***** RECORDS PROVIDED

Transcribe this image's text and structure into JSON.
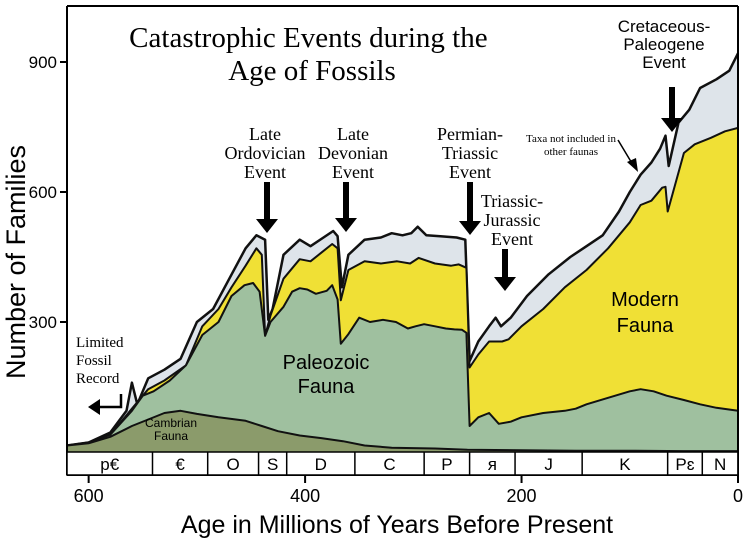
{
  "chart_data": {
    "type": "area",
    "title": "Catastrophic Events during the Age of Fossils",
    "xlabel": "Age in Millions of Years Before Present",
    "ylabel": "Number of Families",
    "xlim": [
      620,
      0
    ],
    "ylim": [
      0,
      1000
    ],
    "x_ticks": [
      600,
      400,
      200,
      0
    ],
    "y_ticks": [
      300,
      600,
      900
    ],
    "grid": false,
    "series": [
      {
        "name": "Cambrian Fauna",
        "color": "#8b9b6b",
        "points": [
          [
            620,
            15
          ],
          [
            600,
            20
          ],
          [
            580,
            35
          ],
          [
            560,
            60
          ],
          [
            545,
            75
          ],
          [
            530,
            90
          ],
          [
            515,
            95
          ],
          [
            500,
            88
          ],
          [
            480,
            80
          ],
          [
            455,
            72
          ],
          [
            440,
            60
          ],
          [
            425,
            48
          ],
          [
            405,
            38
          ],
          [
            385,
            32
          ],
          [
            365,
            25
          ],
          [
            345,
            15
          ],
          [
            320,
            10
          ],
          [
            280,
            8
          ],
          [
            250,
            5
          ],
          [
            200,
            4
          ],
          [
            150,
            3
          ],
          [
            100,
            3
          ],
          [
            50,
            2
          ],
          [
            0,
            2
          ]
        ]
      },
      {
        "name": "Paleozoic Fauna",
        "color": "#9fc09f",
        "points": [
          [
            620,
            15
          ],
          [
            600,
            22
          ],
          [
            580,
            40
          ],
          [
            560,
            95
          ],
          [
            550,
            130
          ],
          [
            540,
            140
          ],
          [
            525,
            165
          ],
          [
            510,
            200
          ],
          [
            495,
            270
          ],
          [
            480,
            300
          ],
          [
            468,
            360
          ],
          [
            456,
            385
          ],
          [
            448,
            390
          ],
          [
            442,
            370
          ],
          [
            437,
            268
          ],
          [
            432,
            300
          ],
          [
            420,
            335
          ],
          [
            412,
            370
          ],
          [
            405,
            378
          ],
          [
            398,
            375
          ],
          [
            390,
            365
          ],
          [
            380,
            372
          ],
          [
            375,
            385
          ],
          [
            370,
            352
          ],
          [
            367,
            250
          ],
          [
            360,
            272
          ],
          [
            350,
            310
          ],
          [
            340,
            300
          ],
          [
            328,
            305
          ],
          [
            316,
            300
          ],
          [
            305,
            285
          ],
          [
            298,
            290
          ],
          [
            290,
            295
          ],
          [
            280,
            290
          ],
          [
            270,
            285
          ],
          [
            262,
            283
          ],
          [
            255,
            282
          ],
          [
            251,
            275
          ],
          [
            248,
            60
          ],
          [
            240,
            80
          ],
          [
            230,
            90
          ],
          [
            221,
            65
          ],
          [
            210,
            70
          ],
          [
            200,
            80
          ],
          [
            180,
            90
          ],
          [
            160,
            95
          ],
          [
            150,
            100
          ],
          [
            140,
            110
          ],
          [
            120,
            125
          ],
          [
            100,
            140
          ],
          [
            90,
            145
          ],
          [
            78,
            140
          ],
          [
            66,
            130
          ],
          [
            50,
            120
          ],
          [
            35,
            110
          ],
          [
            20,
            102
          ],
          [
            0,
            95
          ]
        ]
      },
      {
        "name": "Modern Fauna",
        "color": "#f0e035",
        "points": [
          [
            620,
            15
          ],
          [
            600,
            22
          ],
          [
            580,
            40
          ],
          [
            560,
            100
          ],
          [
            545,
            145
          ],
          [
            530,
            165
          ],
          [
            510,
            200
          ],
          [
            495,
            290
          ],
          [
            480,
            330
          ],
          [
            468,
            380
          ],
          [
            455,
            430
          ],
          [
            445,
            470
          ],
          [
            440,
            455
          ],
          [
            437,
            268
          ],
          [
            432,
            315
          ],
          [
            420,
            400
          ],
          [
            405,
            445
          ],
          [
            395,
            440
          ],
          [
            385,
            460
          ],
          [
            375,
            480
          ],
          [
            370,
            470
          ],
          [
            367,
            350
          ],
          [
            360,
            420
          ],
          [
            345,
            440
          ],
          [
            330,
            435
          ],
          [
            315,
            440
          ],
          [
            303,
            435
          ],
          [
            295,
            448
          ],
          [
            280,
            435
          ],
          [
            265,
            430
          ],
          [
            258,
            433
          ],
          [
            251,
            425
          ],
          [
            248,
            195
          ],
          [
            240,
            225
          ],
          [
            230,
            255
          ],
          [
            225,
            255
          ],
          [
            218,
            255
          ],
          [
            212,
            260
          ],
          [
            200,
            290
          ],
          [
            180,
            330
          ],
          [
            160,
            380
          ],
          [
            140,
            420
          ],
          [
            120,
            470
          ],
          [
            100,
            530
          ],
          [
            90,
            570
          ],
          [
            80,
            580
          ],
          [
            70,
            610
          ],
          [
            67,
            612
          ],
          [
            65,
            555
          ],
          [
            60,
            600
          ],
          [
            50,
            690
          ],
          [
            40,
            710
          ],
          [
            25,
            725
          ],
          [
            12,
            740
          ],
          [
            0,
            748
          ]
        ]
      },
      {
        "name": "Taxa not included in other faunas",
        "color": "#dee4ea",
        "points": [
          [
            620,
            15
          ],
          [
            600,
            22
          ],
          [
            580,
            45
          ],
          [
            565,
            95
          ],
          [
            560,
            160
          ],
          [
            555,
            110
          ],
          [
            545,
            170
          ],
          [
            530,
            190
          ],
          [
            515,
            215
          ],
          [
            500,
            300
          ],
          [
            485,
            330
          ],
          [
            470,
            400
          ],
          [
            455,
            470
          ],
          [
            445,
            500
          ],
          [
            437,
            490
          ],
          [
            434,
            305
          ],
          [
            430,
            330
          ],
          [
            420,
            455
          ],
          [
            405,
            490
          ],
          [
            395,
            475
          ],
          [
            383,
            495
          ],
          [
            374,
            510
          ],
          [
            370,
            498
          ],
          [
            366,
            380
          ],
          [
            360,
            455
          ],
          [
            345,
            490
          ],
          [
            330,
            495
          ],
          [
            320,
            505
          ],
          [
            310,
            500
          ],
          [
            302,
            505
          ],
          [
            296,
            520
          ],
          [
            288,
            500
          ],
          [
            275,
            498
          ],
          [
            260,
            495
          ],
          [
            252,
            490
          ],
          [
            248,
            210
          ],
          [
            240,
            255
          ],
          [
            230,
            290
          ],
          [
            224,
            310
          ],
          [
            219,
            290
          ],
          [
            210,
            310
          ],
          [
            195,
            360
          ],
          [
            175,
            410
          ],
          [
            155,
            450
          ],
          [
            140,
            475
          ],
          [
            125,
            500
          ],
          [
            110,
            555
          ],
          [
            100,
            600
          ],
          [
            90,
            640
          ],
          [
            80,
            668
          ],
          [
            72,
            700
          ],
          [
            67,
            730
          ],
          [
            64,
            660
          ],
          [
            55,
            760
          ],
          [
            45,
            790
          ],
          [
            35,
            840
          ],
          [
            20,
            860
          ],
          [
            8,
            880
          ],
          [
            0,
            920
          ]
        ]
      }
    ],
    "annotations": {
      "late_ordovician": "Late Ordovician Event",
      "late_devonian": "Late Devonian Event",
      "permian_triassic": "Permian-Triassic Event",
      "triassic_jurassic": "Triassic-Jurassic Event",
      "cretaceous_paleogene": "Cretaceous-Paleogene Event",
      "taxa_note": "Taxa not included in other faunas",
      "limited_record": "Limited Fossil Record",
      "paleozoic_label": "Paleozoic Fauna",
      "modern_label": "Modern Fauna",
      "cambrian_label": "Cambrian Fauna"
    },
    "periods": [
      {
        "label": "p€",
        "start": 620,
        "end": 541
      },
      {
        "label": "€",
        "start": 541,
        "end": 490
      },
      {
        "label": "O",
        "start": 490,
        "end": 443
      },
      {
        "label": "S",
        "start": 443,
        "end": 417
      },
      {
        "label": "D",
        "start": 417,
        "end": 354
      },
      {
        "label": "C",
        "start": 354,
        "end": 290
      },
      {
        "label": "P",
        "start": 290,
        "end": 248
      },
      {
        "label": "ᴙ",
        "start": 248,
        "end": 206
      },
      {
        "label": "J",
        "start": 206,
        "end": 144
      },
      {
        "label": "K",
        "start": 144,
        "end": 65
      },
      {
        "label": "Pɛ",
        "start": 65,
        "end": 33
      },
      {
        "label": "N",
        "start": 33,
        "end": 0
      }
    ]
  }
}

**********

Ascertain the number of lines in the entries that include the word "Modern", and report only that number.

• TASK RESULT
2